• _Extracted data entries_

--- START ---

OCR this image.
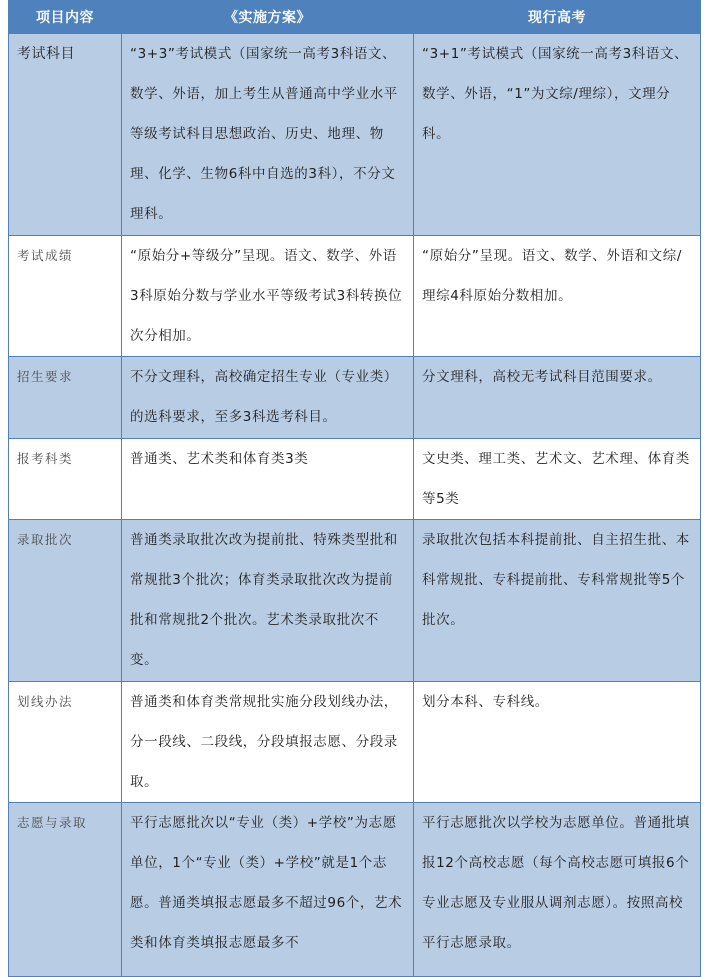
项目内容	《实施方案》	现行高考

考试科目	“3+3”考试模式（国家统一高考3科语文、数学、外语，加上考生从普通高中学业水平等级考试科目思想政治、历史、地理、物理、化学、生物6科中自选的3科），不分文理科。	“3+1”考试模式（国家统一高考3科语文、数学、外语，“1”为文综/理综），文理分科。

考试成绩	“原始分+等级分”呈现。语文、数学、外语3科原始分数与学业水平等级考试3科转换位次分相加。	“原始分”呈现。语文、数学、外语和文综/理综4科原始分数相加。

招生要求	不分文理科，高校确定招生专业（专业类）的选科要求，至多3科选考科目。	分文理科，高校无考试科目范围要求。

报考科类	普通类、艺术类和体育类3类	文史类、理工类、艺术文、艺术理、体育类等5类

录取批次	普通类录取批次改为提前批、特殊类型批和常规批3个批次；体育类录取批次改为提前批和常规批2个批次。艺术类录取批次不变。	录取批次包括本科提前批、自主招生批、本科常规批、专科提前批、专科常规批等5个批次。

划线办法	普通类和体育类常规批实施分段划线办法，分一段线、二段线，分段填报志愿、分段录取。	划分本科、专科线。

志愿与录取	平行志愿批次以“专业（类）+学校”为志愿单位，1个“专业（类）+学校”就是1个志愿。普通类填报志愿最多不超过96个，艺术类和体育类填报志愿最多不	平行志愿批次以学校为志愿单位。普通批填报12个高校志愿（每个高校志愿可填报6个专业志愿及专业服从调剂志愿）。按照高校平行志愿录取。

--- END ---
--- START ---

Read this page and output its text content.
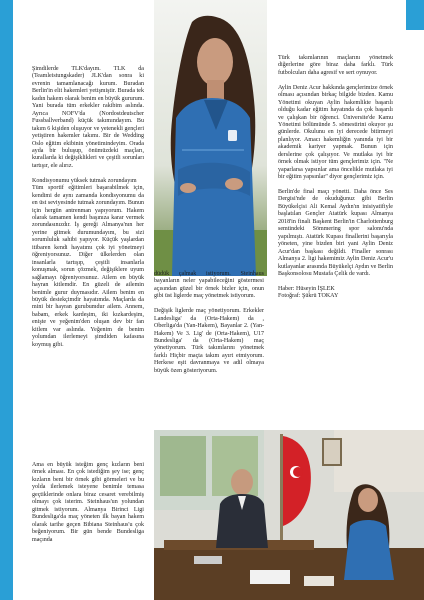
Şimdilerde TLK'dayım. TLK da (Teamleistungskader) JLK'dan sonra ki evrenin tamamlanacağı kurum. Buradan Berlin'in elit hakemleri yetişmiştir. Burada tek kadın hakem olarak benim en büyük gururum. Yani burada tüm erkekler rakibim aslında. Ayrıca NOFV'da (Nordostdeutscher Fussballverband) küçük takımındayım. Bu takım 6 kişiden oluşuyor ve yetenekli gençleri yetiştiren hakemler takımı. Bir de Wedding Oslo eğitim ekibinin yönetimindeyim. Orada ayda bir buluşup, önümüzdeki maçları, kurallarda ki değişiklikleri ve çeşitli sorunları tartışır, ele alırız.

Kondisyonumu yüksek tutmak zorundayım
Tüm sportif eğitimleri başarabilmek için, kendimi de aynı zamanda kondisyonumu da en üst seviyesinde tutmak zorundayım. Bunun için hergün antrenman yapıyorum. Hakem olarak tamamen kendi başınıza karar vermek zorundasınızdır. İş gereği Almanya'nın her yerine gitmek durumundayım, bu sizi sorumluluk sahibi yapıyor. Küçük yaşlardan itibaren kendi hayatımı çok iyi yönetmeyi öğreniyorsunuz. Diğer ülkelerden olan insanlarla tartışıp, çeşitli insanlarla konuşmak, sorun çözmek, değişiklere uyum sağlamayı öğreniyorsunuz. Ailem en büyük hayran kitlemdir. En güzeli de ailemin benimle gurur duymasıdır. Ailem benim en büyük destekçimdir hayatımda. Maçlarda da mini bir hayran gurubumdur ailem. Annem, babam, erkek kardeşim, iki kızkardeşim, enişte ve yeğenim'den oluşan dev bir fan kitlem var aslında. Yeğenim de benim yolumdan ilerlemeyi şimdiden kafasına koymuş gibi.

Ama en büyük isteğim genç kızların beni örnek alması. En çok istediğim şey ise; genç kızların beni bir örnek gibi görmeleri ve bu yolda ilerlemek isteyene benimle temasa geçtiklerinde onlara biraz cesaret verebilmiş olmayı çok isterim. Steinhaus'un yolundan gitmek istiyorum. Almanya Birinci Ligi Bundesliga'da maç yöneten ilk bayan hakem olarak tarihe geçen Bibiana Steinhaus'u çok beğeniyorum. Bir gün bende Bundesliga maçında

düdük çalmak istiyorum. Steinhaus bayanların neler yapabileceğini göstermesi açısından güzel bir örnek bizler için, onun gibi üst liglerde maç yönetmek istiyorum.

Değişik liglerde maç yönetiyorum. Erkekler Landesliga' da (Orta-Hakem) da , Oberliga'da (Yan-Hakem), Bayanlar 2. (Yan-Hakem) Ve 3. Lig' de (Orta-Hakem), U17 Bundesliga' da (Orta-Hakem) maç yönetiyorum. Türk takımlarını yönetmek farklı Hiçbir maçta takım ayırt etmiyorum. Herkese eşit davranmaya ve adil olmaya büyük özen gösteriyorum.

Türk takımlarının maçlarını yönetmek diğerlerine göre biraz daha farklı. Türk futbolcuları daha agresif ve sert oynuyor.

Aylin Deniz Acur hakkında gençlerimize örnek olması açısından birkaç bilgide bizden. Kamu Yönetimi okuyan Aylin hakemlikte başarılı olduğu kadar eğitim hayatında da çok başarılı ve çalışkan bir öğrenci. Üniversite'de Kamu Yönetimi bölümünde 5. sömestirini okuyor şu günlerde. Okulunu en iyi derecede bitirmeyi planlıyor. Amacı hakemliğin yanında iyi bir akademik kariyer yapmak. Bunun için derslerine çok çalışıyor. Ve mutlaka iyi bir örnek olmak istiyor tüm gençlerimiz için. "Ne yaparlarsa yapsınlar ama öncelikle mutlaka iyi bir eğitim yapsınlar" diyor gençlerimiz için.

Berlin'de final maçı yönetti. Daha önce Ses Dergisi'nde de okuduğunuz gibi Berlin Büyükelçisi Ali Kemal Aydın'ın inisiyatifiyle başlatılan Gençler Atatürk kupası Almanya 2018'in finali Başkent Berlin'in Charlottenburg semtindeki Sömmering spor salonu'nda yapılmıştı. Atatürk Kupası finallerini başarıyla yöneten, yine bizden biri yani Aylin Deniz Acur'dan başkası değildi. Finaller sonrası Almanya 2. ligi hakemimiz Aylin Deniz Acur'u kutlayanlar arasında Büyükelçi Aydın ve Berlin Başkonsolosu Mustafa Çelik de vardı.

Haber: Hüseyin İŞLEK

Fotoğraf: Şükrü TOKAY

--- END ---

• _Exercise aim_
Search the data above for the word "biraz", then gather each line in which it appears.

• _Answer to the task_
Ama en büyük isteğim genç kızların beni örnek alması. En çok istediğim şey ise; genç kızların beni bir örnek gibi görmeleri ve bu yolda ilerlemek isteyene benimle temasa geçtiklerinde onlara biraz cesaret verebilmiş olmayı çok isterim. Steinhaus'un yolundan gitmek istiyorum. Almanya Birinci Ligi Bundesliga'da maç yöneten ilk bayan hakem olarak tarihe geçen Bibiana Steinhaus'u çok beğeniyorum. Bir gün bende Bundesliga maçında
Türk takımlarının maçlarını yönetmek diğerlerine göre biraz daha farklı. Türk futbolcuları daha agresif ve sert oynuyor.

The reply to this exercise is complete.